Provided information
* * * * * * *

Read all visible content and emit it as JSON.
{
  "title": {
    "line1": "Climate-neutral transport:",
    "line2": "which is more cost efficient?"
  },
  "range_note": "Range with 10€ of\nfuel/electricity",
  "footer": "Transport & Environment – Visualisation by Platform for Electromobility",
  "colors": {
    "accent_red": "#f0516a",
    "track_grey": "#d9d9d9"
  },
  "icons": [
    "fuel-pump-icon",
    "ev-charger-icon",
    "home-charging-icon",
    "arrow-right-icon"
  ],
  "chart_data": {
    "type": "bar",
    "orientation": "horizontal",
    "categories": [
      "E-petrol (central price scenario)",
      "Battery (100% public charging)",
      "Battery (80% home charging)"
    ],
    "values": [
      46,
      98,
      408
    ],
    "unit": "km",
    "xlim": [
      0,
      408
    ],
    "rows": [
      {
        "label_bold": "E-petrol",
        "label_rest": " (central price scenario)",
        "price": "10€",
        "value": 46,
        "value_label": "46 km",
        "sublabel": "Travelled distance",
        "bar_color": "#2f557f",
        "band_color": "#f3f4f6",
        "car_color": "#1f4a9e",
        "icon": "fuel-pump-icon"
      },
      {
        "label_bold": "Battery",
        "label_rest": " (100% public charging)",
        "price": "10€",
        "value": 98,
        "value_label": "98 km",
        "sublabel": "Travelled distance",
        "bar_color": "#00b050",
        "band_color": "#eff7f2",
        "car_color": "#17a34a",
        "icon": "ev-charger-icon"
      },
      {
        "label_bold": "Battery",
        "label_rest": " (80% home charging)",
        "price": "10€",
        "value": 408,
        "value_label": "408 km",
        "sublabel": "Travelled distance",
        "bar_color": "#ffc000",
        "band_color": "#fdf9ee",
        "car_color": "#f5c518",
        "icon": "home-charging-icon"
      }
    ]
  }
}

* * * * * * *

Task to carry out
Your answer should be a single number: the count of lines containing the word "petrol".

Answer to this task
2